Work required:
Every entry that follows should be reproduced exactly.

A block of data
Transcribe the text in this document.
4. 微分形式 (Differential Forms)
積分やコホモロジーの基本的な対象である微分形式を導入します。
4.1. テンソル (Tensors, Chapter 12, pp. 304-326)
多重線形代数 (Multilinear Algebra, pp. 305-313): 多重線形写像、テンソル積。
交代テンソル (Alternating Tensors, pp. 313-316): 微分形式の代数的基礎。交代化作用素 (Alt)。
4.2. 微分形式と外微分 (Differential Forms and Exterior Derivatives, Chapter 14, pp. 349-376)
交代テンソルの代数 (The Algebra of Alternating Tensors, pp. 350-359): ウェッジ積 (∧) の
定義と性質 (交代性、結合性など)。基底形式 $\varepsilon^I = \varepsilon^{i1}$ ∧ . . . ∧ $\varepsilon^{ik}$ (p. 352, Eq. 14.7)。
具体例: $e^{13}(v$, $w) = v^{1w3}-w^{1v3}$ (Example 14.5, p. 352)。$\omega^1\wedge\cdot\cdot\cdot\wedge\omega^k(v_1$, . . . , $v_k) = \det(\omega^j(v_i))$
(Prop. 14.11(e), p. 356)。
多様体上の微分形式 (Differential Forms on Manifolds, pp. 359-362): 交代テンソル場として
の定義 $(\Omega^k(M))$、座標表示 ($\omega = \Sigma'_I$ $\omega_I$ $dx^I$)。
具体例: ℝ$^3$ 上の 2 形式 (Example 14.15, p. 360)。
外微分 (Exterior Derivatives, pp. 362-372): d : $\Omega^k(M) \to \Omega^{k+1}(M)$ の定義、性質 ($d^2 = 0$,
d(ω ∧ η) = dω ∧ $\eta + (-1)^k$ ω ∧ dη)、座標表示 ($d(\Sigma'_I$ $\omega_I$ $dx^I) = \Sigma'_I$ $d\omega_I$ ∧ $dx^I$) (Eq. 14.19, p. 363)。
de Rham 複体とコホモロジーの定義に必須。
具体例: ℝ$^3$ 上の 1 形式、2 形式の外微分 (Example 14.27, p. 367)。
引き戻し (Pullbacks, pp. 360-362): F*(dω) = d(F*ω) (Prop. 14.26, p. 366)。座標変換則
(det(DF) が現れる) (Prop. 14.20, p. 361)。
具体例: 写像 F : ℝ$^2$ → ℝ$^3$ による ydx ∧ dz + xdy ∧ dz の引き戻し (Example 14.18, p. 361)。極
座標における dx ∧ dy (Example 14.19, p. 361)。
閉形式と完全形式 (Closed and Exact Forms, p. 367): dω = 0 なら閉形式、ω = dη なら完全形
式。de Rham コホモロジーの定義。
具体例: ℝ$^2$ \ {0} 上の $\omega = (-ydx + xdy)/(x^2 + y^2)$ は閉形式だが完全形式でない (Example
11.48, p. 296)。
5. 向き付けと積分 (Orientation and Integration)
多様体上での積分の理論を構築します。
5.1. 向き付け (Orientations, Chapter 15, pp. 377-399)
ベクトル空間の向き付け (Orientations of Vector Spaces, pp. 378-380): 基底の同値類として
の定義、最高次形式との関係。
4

Written solution:
Transcribe the text in this document.
4. 微分形式 (Differential Forms)
積分やコホモロジーの基本的な対象である微分形式を導入します。
4.1. テンソル (Tensors, Chapter 12, pp. 304-326)
多重線形代数 (Multilinear Algebra, pp. 305-313): 多重線形写像、テンソル積。
交代テンソル (Alternating Tensors, pp. 313-316): 微分形式の代数的基礎。交代化作用素 (Alt)。
4.2. 微分形式と外微分 (Differential Forms and Exterior Derivatives, Chapter 14, pp. 349-376)
交代テンソルの代数 (The Algebra of Alternating Tensors, pp. 350-359): ウェッジ積 (∧) の
定義と性質 (交代性、結合性など)。基底形式 $\varepsilon^I = \varepsilon^{i1}$ ∧ . . . ∧ $\varepsilon^{ik}$ (p. 352, Eq. 14.7)。
具体例: $e^{13}(v$, $w) = v^{1w3}-w^{1v3}$ (Example 14.5, p. 352)。$\omega^1\wedge\cdot\cdot\cdot\wedge\omega^k(v_1$, . . . , $v_k) = \det(\omega^j(v_i))$
(Prop. 14.11(e), p. 356)。
多様体上の微分形式 (Differential Forms on Manifolds, pp. 359-362): 交代テンソル場として
の定義 $(\Omega^k(M))$、座標表示 ($\omega = \Sigma'_I$ $\omega_I$ $dx^I$)。
具体例: ℝ$^3$ 上の 2 形式 (Example 14.15, p. 360)。
外微分 (Exterior Derivatives, pp. 362-372): d : $\Omega^k(M) \to \Omega^{k+1}(M)$ の定義、性質 ($d^2 = 0$,
d(ω ∧ η) = dω ∧ $\eta + (-1)^k$ ω ∧ dη)、座標表示 ($d(\Sigma'_I$ $\omega_I$ $dx^I) = \Sigma'_I$ $d\omega_I$ ∧ $dx^I$) (Eq. 14.19, p. 363)。
de Rham 複体とコホモロジーの定義に必須。
具体例: ℝ$^3$ 上の 1 形式、2 形式の外微分 (Example 14.27, p. 367)。
引き戻し (Pullbacks, pp. 360-362): F*(dω) = d(F*ω) (Prop. 14.26, p. 366)。座標変換則
(det(DF) が現れる) (Prop. 14.20, p. 361)。
具体例: 写像 F : ℝ$^2$ → ℝ$^3$ による ydx ∧ dz + xdy ∧ dz の引き戻し (Example 14.18, p. 361)。極
座標における dx ∧ dy (Example 14.19, p. 361)。
閉形式と完全形式 (Closed and Exact Forms, p. 367): dω = 0 なら閉形式、ω = dη なら完全形
式。de Rham コホモロジーの定義。
具体例: ℝ$^2$ \ {0} 上の $\omega = (-ydx + xdy)/(x^2 + y^2)$ は閉形式だが完全形式でない (Example
11.48, p. 296)。
5. 向き付けと積分 (Orientation and Integration)
多様体上での積分の理論を構築します。
5.1. 向き付け (Orientations, Chapter 15, pp. 377-399)
ベクトル空間の向き付け (Orientations of Vector Spaces, pp. 378-380): 基底の同値類として
の定義、最高次形式との関係。
4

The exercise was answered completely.